===== DATA TO PROCESS =====
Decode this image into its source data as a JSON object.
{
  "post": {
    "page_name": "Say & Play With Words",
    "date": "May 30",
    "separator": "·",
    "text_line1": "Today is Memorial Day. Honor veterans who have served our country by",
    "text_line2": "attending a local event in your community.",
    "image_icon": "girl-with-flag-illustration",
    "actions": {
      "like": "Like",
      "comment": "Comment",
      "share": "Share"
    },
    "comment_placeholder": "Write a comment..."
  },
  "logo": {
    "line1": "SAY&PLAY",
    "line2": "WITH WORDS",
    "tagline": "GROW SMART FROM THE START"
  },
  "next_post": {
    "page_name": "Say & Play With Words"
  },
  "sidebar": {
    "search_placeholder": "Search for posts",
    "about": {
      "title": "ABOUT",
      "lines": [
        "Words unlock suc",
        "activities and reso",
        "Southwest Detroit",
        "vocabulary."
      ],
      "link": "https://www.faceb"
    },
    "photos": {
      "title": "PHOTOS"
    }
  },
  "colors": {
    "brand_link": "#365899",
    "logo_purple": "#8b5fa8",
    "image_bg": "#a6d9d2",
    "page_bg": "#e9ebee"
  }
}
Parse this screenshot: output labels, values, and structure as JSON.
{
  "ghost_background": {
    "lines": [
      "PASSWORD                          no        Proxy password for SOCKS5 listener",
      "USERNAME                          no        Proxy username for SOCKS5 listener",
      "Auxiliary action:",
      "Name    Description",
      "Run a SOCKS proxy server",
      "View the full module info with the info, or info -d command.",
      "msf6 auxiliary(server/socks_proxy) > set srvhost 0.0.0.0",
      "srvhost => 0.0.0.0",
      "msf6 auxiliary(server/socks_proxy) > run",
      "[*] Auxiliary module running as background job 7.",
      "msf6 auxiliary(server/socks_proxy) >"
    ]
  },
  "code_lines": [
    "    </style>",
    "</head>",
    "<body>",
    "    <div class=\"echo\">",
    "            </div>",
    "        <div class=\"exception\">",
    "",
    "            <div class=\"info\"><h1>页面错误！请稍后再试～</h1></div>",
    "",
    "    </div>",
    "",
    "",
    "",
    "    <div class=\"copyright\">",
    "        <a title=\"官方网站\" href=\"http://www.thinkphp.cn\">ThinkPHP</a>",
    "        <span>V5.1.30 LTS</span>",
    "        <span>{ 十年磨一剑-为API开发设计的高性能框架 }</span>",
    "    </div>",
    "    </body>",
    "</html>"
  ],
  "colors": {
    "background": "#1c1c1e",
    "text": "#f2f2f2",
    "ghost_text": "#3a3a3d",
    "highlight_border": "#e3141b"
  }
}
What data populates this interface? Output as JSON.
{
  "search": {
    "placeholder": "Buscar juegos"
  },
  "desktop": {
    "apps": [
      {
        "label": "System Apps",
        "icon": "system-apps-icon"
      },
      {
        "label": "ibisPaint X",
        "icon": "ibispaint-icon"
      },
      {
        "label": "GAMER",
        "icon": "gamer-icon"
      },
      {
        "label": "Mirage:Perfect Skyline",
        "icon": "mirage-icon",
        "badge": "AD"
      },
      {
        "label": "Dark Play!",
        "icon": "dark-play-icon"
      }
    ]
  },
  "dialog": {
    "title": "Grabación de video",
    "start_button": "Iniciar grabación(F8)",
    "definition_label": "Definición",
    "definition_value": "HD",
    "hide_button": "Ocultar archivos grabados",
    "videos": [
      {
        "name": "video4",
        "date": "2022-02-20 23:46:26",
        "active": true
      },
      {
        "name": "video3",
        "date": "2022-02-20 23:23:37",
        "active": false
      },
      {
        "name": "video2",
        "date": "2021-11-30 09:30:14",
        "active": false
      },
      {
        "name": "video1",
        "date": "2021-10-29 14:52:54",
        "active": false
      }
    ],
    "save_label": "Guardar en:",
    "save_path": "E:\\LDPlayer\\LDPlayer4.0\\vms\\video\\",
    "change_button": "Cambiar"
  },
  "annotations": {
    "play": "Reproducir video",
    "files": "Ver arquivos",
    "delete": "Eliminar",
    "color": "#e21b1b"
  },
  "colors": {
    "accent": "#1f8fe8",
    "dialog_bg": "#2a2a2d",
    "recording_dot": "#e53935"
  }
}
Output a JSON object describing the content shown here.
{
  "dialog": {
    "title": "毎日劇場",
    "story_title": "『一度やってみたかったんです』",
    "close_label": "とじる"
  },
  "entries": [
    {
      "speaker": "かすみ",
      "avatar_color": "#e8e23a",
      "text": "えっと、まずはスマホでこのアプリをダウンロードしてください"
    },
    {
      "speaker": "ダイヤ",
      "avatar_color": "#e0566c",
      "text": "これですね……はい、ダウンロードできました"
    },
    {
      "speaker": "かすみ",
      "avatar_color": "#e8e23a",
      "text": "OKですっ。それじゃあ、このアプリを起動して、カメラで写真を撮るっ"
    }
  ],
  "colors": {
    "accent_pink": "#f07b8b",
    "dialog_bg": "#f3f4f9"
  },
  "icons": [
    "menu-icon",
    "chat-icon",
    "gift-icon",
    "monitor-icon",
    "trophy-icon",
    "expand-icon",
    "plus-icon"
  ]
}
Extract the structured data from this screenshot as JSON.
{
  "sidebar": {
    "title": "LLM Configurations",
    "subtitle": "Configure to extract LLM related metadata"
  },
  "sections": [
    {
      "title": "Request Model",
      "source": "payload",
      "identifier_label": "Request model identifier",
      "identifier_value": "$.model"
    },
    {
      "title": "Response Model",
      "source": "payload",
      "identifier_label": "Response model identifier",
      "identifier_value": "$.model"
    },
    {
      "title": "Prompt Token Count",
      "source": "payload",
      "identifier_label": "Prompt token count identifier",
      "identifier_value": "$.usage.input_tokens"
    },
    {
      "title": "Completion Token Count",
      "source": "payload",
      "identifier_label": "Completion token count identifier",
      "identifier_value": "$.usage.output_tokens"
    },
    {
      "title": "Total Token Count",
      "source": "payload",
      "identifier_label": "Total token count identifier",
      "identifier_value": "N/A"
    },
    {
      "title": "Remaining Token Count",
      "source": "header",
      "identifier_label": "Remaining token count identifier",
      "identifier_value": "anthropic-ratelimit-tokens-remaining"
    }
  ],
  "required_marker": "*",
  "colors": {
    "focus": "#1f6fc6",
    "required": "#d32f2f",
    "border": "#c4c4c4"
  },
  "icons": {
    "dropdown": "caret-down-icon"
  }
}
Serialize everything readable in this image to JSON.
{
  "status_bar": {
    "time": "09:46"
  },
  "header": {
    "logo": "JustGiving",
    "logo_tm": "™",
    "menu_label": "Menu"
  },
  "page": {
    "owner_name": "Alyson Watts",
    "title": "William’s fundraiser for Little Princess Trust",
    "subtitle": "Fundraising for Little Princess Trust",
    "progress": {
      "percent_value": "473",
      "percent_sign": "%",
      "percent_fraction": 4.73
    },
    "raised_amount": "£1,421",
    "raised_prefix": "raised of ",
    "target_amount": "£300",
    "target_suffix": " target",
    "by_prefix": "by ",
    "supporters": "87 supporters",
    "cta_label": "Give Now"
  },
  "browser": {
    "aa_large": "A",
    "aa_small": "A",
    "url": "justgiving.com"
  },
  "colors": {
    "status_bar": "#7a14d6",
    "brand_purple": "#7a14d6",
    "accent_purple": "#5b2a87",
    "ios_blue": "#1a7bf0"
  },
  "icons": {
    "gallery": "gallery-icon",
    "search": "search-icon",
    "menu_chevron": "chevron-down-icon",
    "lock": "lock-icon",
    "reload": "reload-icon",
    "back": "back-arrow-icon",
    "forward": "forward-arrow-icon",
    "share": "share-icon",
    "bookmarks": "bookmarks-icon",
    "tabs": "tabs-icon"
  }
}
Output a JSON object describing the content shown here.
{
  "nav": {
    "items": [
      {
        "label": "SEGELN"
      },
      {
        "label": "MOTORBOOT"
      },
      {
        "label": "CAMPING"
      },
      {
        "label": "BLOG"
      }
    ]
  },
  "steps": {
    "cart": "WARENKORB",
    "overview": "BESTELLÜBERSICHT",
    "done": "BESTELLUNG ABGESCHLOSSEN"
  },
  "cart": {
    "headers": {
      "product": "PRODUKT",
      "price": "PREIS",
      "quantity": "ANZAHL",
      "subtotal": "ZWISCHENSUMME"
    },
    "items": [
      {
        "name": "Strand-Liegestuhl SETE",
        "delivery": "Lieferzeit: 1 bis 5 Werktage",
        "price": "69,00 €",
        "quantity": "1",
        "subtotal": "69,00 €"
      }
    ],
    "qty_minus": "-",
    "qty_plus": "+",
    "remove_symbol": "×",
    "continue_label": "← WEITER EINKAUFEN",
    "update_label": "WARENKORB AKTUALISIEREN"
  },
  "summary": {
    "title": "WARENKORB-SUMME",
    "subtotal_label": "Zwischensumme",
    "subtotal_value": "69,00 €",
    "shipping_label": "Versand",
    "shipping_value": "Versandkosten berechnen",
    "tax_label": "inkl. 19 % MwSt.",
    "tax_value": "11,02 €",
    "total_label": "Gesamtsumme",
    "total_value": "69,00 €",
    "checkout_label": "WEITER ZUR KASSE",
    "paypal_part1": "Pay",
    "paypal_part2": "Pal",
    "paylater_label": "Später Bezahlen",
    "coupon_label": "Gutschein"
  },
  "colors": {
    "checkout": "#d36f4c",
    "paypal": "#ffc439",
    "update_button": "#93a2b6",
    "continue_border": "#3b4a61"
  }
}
=====
* **DIRECTIONS FOR THIS TASK**
Look for the word "screenshot" and return every line where it occurs.

* **TASK ANSWER**
Parse this screenshot: output labels, values, and structure as JSON.
Extract the structured data from this screenshot as JSON.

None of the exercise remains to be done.